Write out every line of the material exactly as it appears.

--- Start of Extracted records ---

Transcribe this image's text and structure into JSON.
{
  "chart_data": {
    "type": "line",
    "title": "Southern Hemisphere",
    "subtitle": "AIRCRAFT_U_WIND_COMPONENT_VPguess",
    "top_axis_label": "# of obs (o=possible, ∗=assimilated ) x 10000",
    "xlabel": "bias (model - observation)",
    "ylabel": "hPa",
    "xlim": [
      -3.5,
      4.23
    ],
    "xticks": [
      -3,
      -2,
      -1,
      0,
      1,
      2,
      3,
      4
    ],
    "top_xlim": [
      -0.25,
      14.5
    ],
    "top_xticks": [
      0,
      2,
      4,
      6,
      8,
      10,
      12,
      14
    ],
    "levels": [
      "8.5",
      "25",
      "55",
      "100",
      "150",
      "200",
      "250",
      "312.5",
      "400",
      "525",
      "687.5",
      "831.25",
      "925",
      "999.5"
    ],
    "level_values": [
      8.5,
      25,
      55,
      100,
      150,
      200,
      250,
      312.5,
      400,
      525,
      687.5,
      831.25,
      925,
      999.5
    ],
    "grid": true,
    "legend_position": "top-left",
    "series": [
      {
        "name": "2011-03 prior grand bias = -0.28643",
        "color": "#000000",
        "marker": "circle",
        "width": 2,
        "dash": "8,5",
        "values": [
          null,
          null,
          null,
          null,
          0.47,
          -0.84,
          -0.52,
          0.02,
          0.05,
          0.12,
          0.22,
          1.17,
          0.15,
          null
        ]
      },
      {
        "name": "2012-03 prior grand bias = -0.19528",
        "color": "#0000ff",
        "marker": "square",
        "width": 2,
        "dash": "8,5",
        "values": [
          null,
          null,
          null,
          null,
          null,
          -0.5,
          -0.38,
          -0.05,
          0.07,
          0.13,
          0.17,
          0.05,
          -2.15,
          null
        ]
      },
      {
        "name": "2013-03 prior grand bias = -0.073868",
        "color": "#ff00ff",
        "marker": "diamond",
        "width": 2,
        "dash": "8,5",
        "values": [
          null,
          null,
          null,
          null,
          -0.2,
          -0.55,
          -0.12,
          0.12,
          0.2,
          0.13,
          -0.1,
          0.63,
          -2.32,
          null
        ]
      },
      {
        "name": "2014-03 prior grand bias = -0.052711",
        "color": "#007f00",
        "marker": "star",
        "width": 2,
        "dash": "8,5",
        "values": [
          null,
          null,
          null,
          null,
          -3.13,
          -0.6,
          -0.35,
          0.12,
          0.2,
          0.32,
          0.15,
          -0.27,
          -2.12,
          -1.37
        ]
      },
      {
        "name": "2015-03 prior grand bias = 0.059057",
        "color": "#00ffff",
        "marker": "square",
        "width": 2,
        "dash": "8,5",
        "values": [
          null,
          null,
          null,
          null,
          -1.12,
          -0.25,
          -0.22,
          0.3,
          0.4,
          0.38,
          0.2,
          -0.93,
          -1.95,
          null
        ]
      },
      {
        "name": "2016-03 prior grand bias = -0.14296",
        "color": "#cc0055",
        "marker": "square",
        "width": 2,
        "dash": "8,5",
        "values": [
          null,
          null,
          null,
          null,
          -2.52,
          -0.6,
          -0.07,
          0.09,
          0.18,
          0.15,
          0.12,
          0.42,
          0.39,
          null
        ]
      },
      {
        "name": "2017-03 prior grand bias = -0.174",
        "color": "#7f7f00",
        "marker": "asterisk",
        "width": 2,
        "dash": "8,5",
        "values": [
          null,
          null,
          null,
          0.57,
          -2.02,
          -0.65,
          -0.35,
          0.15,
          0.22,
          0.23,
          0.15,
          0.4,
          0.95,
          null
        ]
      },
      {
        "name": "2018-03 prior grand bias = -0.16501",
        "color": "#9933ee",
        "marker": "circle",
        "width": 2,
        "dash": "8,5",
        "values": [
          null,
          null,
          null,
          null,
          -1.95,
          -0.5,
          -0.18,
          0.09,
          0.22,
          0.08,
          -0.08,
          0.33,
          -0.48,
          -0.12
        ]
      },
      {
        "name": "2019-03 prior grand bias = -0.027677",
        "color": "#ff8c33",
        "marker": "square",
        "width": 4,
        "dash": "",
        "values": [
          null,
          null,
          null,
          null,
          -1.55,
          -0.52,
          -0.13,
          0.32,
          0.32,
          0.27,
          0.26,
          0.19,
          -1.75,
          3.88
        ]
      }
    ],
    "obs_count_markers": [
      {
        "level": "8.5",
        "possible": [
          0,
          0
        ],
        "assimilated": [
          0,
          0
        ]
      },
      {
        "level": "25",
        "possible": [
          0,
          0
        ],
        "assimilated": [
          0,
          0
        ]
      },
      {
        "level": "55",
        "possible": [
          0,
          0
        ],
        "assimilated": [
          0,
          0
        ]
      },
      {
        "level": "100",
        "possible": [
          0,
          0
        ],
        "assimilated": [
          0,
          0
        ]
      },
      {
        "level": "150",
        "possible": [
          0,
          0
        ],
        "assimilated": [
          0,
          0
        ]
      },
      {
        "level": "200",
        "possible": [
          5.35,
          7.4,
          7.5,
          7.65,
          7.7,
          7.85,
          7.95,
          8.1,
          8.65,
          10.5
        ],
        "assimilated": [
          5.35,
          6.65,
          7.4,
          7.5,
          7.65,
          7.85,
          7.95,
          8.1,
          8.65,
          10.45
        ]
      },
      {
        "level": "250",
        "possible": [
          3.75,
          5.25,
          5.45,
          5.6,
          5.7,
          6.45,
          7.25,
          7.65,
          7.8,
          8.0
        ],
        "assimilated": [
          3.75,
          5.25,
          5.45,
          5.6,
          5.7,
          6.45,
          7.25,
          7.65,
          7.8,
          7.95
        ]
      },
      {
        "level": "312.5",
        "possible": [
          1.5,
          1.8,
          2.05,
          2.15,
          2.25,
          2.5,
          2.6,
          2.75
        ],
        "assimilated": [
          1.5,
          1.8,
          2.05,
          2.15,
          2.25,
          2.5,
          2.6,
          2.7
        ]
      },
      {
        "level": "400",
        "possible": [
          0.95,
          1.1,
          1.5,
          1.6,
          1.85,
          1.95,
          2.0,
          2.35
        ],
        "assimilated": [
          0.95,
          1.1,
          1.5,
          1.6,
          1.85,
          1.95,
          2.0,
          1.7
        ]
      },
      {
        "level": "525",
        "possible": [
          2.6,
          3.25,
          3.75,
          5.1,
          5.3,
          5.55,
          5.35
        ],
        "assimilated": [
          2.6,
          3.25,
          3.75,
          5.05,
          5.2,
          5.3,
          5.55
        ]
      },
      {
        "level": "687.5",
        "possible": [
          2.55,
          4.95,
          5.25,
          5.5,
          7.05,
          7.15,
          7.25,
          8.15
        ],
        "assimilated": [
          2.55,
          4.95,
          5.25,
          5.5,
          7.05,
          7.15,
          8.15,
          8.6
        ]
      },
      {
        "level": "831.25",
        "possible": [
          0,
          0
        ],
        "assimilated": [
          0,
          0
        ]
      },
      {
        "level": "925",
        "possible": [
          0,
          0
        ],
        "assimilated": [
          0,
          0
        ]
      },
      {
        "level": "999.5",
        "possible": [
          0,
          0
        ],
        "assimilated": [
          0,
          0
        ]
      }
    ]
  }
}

--- End of Extracted records ---

• _Finished task_
Transcribe this image's text and structure into JSON.
{
  "chart_data": {
    "type": "line",
    "title": "Southern Hemisphere",
    "subtitle": "AIRCRAFT_U_WIND_COMPONENT_VPguess",
    "top_axis_label": "# of obs (o=possible, ∗=assimilated ) x 10000",
    "xlabel": "bias (model - observation)",
    "ylabel": "hPa",
    "xlim": [
      -3.5,
      4.23
    ],
    "xticks": [
      -3,
      -2,
      -1,
      0,
      1,
      2,
      3,
      4
    ],
    "top_xlim": [
      -0.25,
      14.5
    ],
    "top_xticks": [
      0,
      2,
      4,
      6,
      8,
      10,
      12,
      14
    ],
    "levels": [
      "8.5",
      "25",
      "55",
      "100",
      "150",
      "200",
      "250",
      "312.5",
      "400",
      "525",
      "687.5",
      "831.25",
      "925",
      "999.5"
    ],
    "level_values": [
      8.5,
      25,
      55,
      100,
      150,
      200,
      250,
      312.5,
      400,
      525,
      687.5,
      831.25,
      925,
      999.5
    ],
    "grid": true,
    "legend_position": "top-left",
    "series": [
      {
        "name": "2011-03 prior grand bias = -0.28643",
        "color": "#000000",
        "marker": "circle",
        "width": 2,
        "dash": "8,5",
        "values": [
          null,
          null,
          null,
          null,
          0.47,
          -0.84,
          -0.52,
          0.02,
          0.05,
          0.12,
          0.22,
          1.17,
          0.15,
          null
        ]
      },
      {
        "name": "2012-03 prior grand bias = -0.19528",
        "color": "#0000ff",
        "marker": "square",
        "width": 2,
        "dash": "8,5",
        "values": [
          null,
          null,
          null,
          null,
          null,
          -0.5,
          -0.38,
          -0.05,
          0.07,
          0.13,
          0.17,
          0.05,
          -2.15,
          null
        ]
      },
      {
        "name": "2013-03 prior grand bias = -0.073868",
        "color": "#ff00ff",
        "marker": "diamond",
        "width": 2,
        "dash": "8,5",
        "values": [
          null,
          null,
          null,
          null,
          -0.2,
          -0.55,
          -0.12,
          0.12,
          0.2,
          0.13,
          -0.1,
          0.63,
          -2.32,
          null
        ]
      },
      {
        "name": "2014-03 prior grand bias = -0.052711",
        "color": "#007f00",
        "marker": "star",
        "width": 2,
        "dash": "8,5",
        "values": [
          null,
          null,
          null,
          null,
          -3.13,
          -0.6,
          -0.35,
          0.12,
          0.2,
          0.32,
          0.15,
          -0.27,
          -2.12,
          -1.37
        ]
      },
      {
        "name": "2015-03 prior grand bias = 0.059057",
        "color": "#00ffff",
        "marker": "square",
        "width": 2,
        "dash": "8,5",
        "values": [
          null,
          null,
          null,
          null,
          -1.12,
          -0.25,
          -0.22,
          0.3,
          0.4,
          0.38,
          0.2,
          -0.93,
          -1.95,
          null
        ]
      },
      {
        "name": "2016-03 prior grand bias = -0.14296",
        "color": "#cc0055",
        "marker": "square",
        "width": 2,
        "dash": "8,5",
        "values": [
          null,
          null,
          null,
          null,
          -2.52,
          -0.6,
          -0.07,
          0.09,
          0.18,
          0.15,
          0.12,
          0.42,
          0.39,
          null
        ]
      },
      {
        "name": "2017-03 prior grand bias = -0.174",
        "color": "#7f7f00",
        "marker": "asterisk",
        "width": 2,
        "dash": "8,5",
        "values": [
          null,
          null,
          null,
          0.57,
          -2.02,
          -0.65,
          -0.35,
          0.15,
          0.22,
          0.23,
          0.15,
          0.4,
          0.95,
          null
        ]
      },
      {
        "name": "2018-03 prior grand bias = -0.16501",
        "color": "#9933ee",
        "marker": "circle",
        "width": 2,
        "dash": "8,5",
        "values": [
          null,
          null,
          null,
          null,
          -1.95,
          -0.5,
          -0.18,
          0.09,
          0.22,
          0.08,
          -0.08,
          0.33,
          -0.48,
          -0.12
        ]
      },
      {
        "name": "2019-03 prior grand bias = -0.027677",
        "color": "#ff8c33",
        "marker": "square",
        "width": 4,
        "dash": "",
        "values": [
          null,
          null,
          null,
          null,
          -1.55,
          -0.52,
          -0.13,
          0.32,
          0.32,
          0.27,
          0.26,
          0.19,
          -1.75,
          3.88
        ]
      }
    ],
    "obs_count_markers": [
      {
        "level": "8.5",
        "possible": [
          0,
          0
        ],
        "assimilated": [
          0,
          0
        ]
      },
      {
        "level": "25",
        "possible": [
          0,
          0
        ],
        "assimilated": [
          0,
          0
        ]
      },
      {
        "level": "55",
        "possible": [
          0,
          0
        ],
        "assimilated": [
          0,
          0
        ]
      },
      {
        "level": "100",
        "possible": [
          0,
          0
        ],
        "assimilated": [
          0,
          0
        ]
      },
      {
        "level": "150",
        "possible": [
          0,
          0
        ],
        "assimilated": [
          0,
          0
        ]
      },
      {
        "level": "200",
        "possible": [
          5.35,
          7.4,
          7.5,
          7.65,
          7.7,
          7.85,
          7.95,
          8.1,
          8.65,
          10.5
        ],
        "assimilated": [
          5.35,
          6.65,
          7.4,
          7.5,
          7.65,
          7.85,
          7.95,
          8.1,
          8.65,
          10.45
        ]
      },
      {
        "level": "250",
        "possible": [
          3.75,
          5.25,
          5.45,
          5.6,
          5.7,
          6.45,
          7.25,
          7.65,
          7.8,
          8.0
        ],
        "assimilated": [
          3.75,
          5.25,
          5.45,
          5.6,
          5.7,
          6.45,
          7.25,
          7.65,
          7.8,
          7.95
        ]
      },
      {
        "level": "312.5",
        "possible": [
          1.5,
          1.8,
          2.05,
          2.15,
          2.25,
          2.5,
          2.6,
          2.75
        ],
        "assimilated": [
          1.5,
          1.8,
          2.05,
          2.15,
          2.25,
          2.5,
          2.6,
          2.7
        ]
      },
      {
        "level": "400",
        "possible": [
          0.95,
          1.1,
          1.5,
          1.6,
          1.85,
          1.95,
          2.0,
          2.35
        ],
        "assimilated": [
          0.95,
          1.1,
          1.5,
          1.6,
          1.85,
          1.95,
          2.0,
          1.7
        ]
      },
      {
        "level": "525",
        "possible": [
          2.6,
          3.25,
          3.75,
          5.1,
          5.3,
          5.55,
          5.35
        ],
        "assimilated": [
          2.6,
          3.25,
          3.75,
          5.05,
          5.2,
          5.3,
          5.55
        ]
      },
      {
        "level": "687.5",
        "possible": [
          2.55,
          4.95,
          5.25,
          5.5,
          7.05,
          7.15,
          7.25,
          8.15
        ],
        "assimilated": [
          2.55,
          4.95,
          5.25,
          5.5,
          7.05,
          7.15,
          8.15,
          8.6
        ]
      },
      {
        "level": "831.25",
        "possible": [
          0,
          0
        ],
        "assimilated": [
          0,
          0
        ]
      },
      {
        "level": "925",
        "possible": [
          0,
          0
        ],
        "assimilated": [
          0,
          0
        ]
      },
      {
        "level": "999.5",
        "possible": [
          0,
          0
        ],
        "assimilated": [
          0,
          0
        ]
      }
    ]
  }
}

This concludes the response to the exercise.